Il y a eu un calme apparent entre le 15 et le 19 avril 2024. Les responsables des hôpitaux ont constaté une légère diminution des nouvelles admissions, notamment les plaies par balle. Cependant, les lits d’hôpitaux sont restés occupés. Une situation qui réduit la capacité d’accueil de certains centres hospitaliers, et provoquent, pour d’autres, une impossibilité temporaire à admettre de nouveaux cas.
Depuis lundi 22 avril, une nette augmentation a été constatée avec une intensification le jeudi 25 avril 2024 coïncidant avec l’installation du Conseil présidentiel de transition.
Sur les groupes WhatsApp des hôpitaux sont partagés les messages de patients en détresse. Le cas d’un patient vivant dans un camp après avoir été contraint d’abandonner sa maison à Carrefour-Feuilles interpelle.

================

> Consigne
Recopiez le texte à partir de « Depuis lundi 22 » jusqu'à « présidentiel de transition. » inclus, en substituant « forte hausse » à « nette augmentation ». Appuyez-vous uniquement sur le texte.

Données de prédiction de boîtes englobantes:
================

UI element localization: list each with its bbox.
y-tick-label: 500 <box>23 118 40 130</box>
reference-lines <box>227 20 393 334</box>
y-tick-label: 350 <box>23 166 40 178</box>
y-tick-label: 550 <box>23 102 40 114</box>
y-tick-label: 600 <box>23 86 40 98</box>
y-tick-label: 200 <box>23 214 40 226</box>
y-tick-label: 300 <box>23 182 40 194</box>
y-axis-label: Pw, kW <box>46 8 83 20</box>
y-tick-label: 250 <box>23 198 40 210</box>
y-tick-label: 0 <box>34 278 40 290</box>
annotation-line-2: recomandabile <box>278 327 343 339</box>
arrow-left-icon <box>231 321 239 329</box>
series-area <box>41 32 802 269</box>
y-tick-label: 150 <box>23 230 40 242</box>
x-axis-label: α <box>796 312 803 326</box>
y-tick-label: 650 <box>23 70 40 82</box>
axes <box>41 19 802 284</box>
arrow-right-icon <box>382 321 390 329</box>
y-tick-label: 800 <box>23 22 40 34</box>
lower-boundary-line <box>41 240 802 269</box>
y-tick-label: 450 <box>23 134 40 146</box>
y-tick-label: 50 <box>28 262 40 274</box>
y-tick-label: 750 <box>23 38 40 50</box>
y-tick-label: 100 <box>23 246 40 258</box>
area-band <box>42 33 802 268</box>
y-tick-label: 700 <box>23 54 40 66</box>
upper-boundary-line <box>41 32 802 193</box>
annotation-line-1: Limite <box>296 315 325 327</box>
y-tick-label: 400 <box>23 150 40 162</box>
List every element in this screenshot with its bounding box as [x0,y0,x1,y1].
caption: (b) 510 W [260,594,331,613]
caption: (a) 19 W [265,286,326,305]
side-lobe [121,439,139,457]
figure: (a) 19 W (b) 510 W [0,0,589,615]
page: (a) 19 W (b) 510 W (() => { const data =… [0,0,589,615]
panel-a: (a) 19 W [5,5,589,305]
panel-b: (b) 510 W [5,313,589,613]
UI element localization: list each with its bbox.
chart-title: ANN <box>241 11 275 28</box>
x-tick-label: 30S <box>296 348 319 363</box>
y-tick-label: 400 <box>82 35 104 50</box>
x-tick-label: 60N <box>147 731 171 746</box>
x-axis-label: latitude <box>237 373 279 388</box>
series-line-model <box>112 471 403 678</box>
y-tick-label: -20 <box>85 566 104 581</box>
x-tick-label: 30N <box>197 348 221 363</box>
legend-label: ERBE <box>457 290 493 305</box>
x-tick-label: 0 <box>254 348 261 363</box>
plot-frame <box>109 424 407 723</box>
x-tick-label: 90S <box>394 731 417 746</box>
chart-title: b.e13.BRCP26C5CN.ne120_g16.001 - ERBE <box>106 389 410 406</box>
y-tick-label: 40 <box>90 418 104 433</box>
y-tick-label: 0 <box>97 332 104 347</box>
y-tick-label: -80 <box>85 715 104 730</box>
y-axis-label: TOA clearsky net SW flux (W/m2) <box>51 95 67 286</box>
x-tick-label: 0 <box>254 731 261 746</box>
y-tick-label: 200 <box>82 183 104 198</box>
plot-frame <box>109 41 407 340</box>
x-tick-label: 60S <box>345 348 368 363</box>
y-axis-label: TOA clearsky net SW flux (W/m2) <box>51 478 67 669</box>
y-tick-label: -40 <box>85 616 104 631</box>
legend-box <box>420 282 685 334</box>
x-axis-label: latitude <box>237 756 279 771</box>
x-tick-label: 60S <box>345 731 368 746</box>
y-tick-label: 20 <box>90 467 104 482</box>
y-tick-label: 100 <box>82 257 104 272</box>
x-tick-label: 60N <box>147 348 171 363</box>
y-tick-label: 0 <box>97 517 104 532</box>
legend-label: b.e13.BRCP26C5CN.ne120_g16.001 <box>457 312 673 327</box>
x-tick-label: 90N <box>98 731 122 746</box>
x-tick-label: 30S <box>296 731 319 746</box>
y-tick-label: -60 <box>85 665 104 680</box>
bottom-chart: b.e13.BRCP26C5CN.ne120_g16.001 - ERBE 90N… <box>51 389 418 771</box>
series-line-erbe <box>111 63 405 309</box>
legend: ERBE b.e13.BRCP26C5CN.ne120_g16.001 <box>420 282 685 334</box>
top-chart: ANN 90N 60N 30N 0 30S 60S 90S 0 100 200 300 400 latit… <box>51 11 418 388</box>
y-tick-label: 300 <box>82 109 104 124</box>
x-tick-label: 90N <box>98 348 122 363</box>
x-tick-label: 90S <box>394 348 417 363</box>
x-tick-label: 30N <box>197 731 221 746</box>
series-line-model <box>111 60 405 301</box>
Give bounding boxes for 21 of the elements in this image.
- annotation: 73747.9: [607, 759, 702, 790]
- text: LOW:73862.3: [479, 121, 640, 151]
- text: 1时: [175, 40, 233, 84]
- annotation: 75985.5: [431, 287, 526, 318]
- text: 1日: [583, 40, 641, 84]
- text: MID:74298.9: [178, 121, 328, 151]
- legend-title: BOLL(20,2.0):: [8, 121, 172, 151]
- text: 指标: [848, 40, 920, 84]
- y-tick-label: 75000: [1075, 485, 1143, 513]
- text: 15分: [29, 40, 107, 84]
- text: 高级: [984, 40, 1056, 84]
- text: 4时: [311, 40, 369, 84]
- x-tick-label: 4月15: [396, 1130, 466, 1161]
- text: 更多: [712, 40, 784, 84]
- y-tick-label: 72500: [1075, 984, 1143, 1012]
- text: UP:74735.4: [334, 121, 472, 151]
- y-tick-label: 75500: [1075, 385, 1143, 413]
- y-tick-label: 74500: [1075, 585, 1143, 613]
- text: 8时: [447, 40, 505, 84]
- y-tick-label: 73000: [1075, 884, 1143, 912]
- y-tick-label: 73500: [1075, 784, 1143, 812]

================

> Corrigé
Depuis lundi 22 avril, une forte hausse a été constatée avec une intensification le jeudi 25 avril 2024 coïncidant avec l’installation du Conseil présidentiel de transition.